> [What needs to be done]:
What you return should match every record exactly, with the images removed.

> [Data to process]:
┄┄┄┄┄┄

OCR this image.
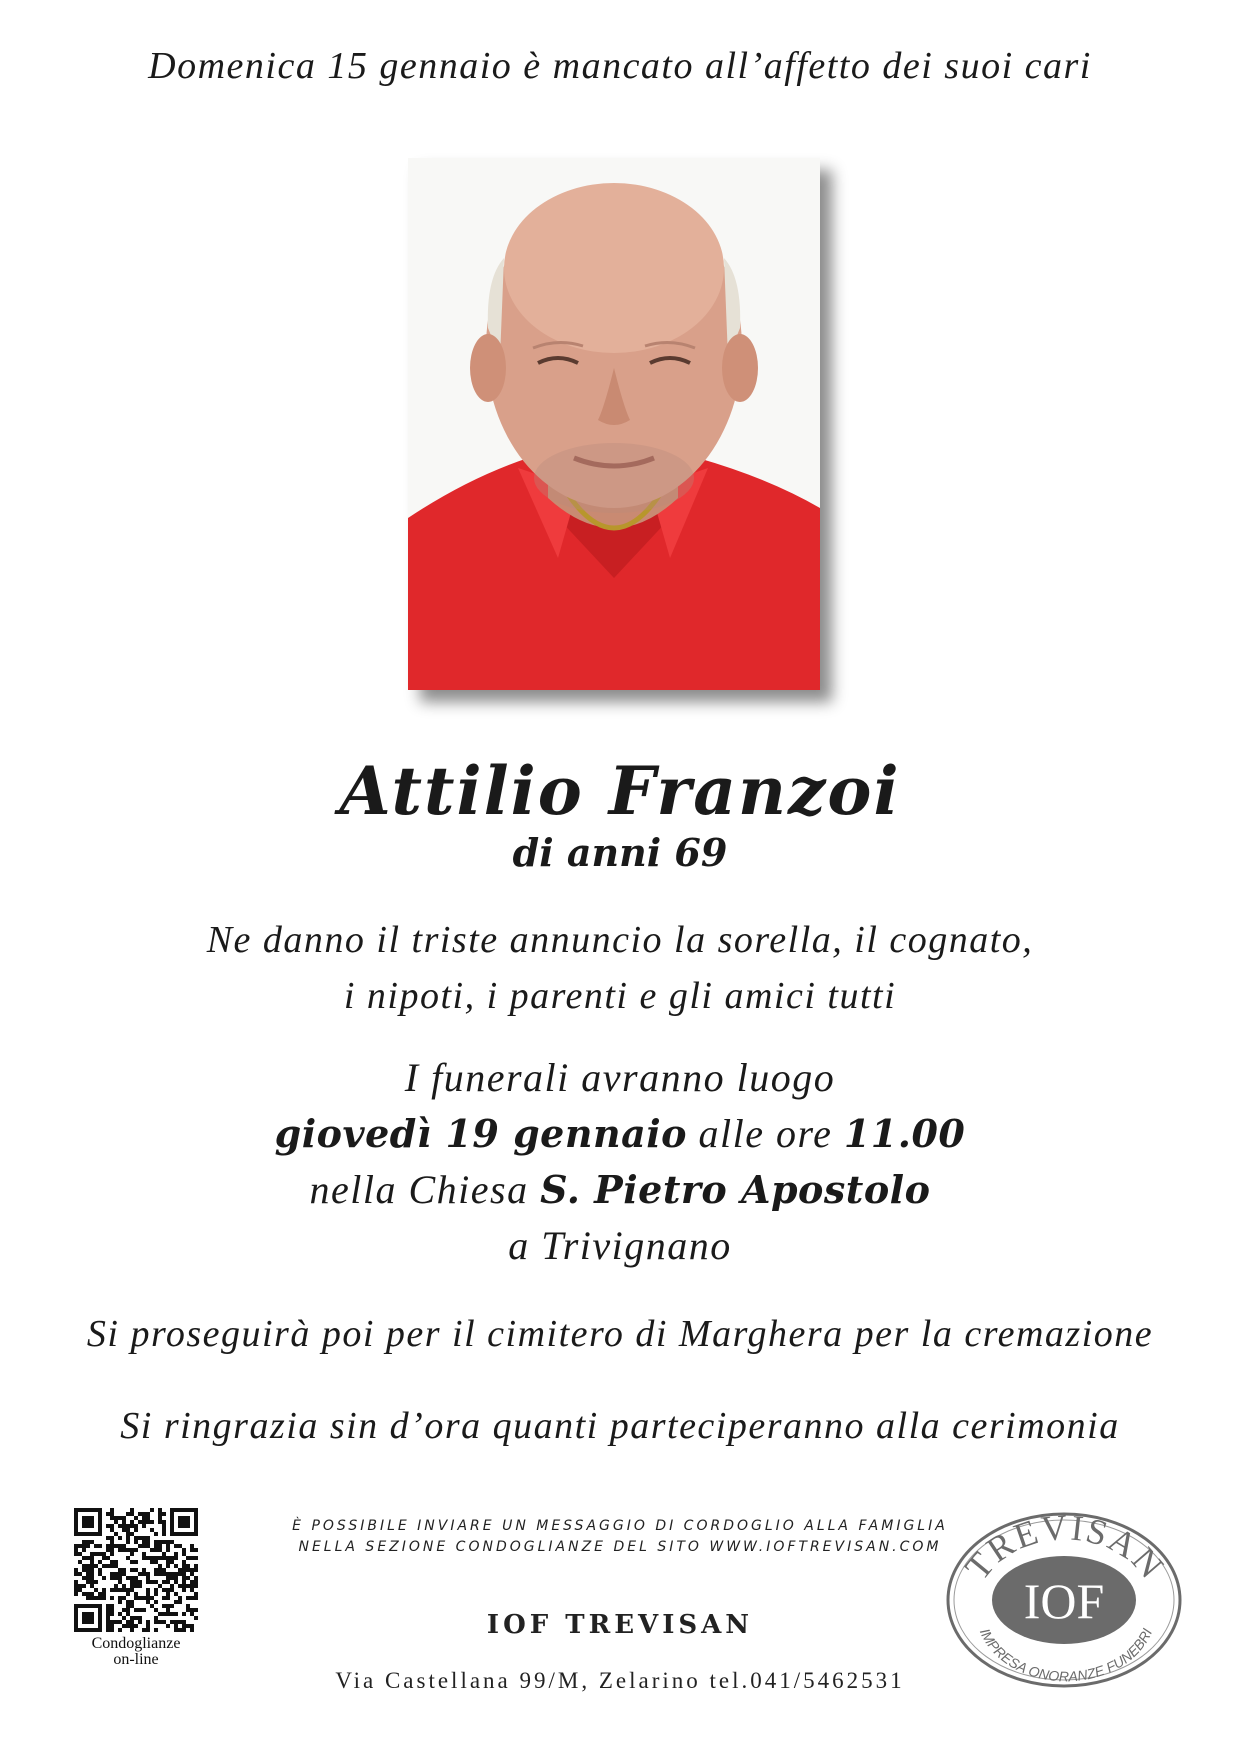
Domenica 15 gennaio è mancato all’affetto dei suoi cari
Attilio Franzoi
di anni 69
Ne danno il triste annuncio la sorella, il cognato,
i nipoti, i parenti e gli amici tutti
I funerali avranno luogo
giovedì 19 gennaio alle ore 11.00
nella Chiesa S. Pietro Apostolo
a Trivignano
Si proseguirà poi per il cimitero di Marghera per la cremazione
Si ringrazia sin d’ora quanti parteciperanno alla cerimonia
Condoglianze
on-line
È POSSIBILE INVIARE UN MESSAGGIO DI CORDOGLIO ALLA FAMIGLIA
NELLA SEZIONE CONDOGLIANZE DEL SITO WWW.IOFTREVISAN.COM
IOF TREVISAN
Via Castellana 99/M, Zelarino tel.041/5462531
TREVISAN
IOF
IMPRESA ONORANZE FUNEBRI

┄┄┄┄┄┄

> [Exercise response]:
OCR this image.
Domenica 15 gennaio è mancato all’affetto dei suoi cari
Attilio Franzoi
di anni 69
Ne danno il triste annuncio la sorella, il cognato,
i nipoti, i parenti e gli amici tutti
I funerali avranno luogo
giovedì 19 gennaio alle ore 11.00
nella Chiesa S. Pietro Apostolo
a Trivignano
Si proseguirà poi per il cimitero di Marghera per la cremazione
Si ringrazia sin d’ora quanti parteciperanno alla cerimonia
Condoglianze
on-line
È POSSIBILE INVIARE UN MESSAGGIO DI CORDOGLIO ALLA FAMIGLIA
NELLA SEZIONE CONDOGLIANZE DEL SITO WWW.IOFTREVISAN.COM
IOF TREVISAN
Via Castellana 99/M, Zelarino tel.041/5462531
TREVISAN
IOF
IMPRESA ONORANZE FUNEBRI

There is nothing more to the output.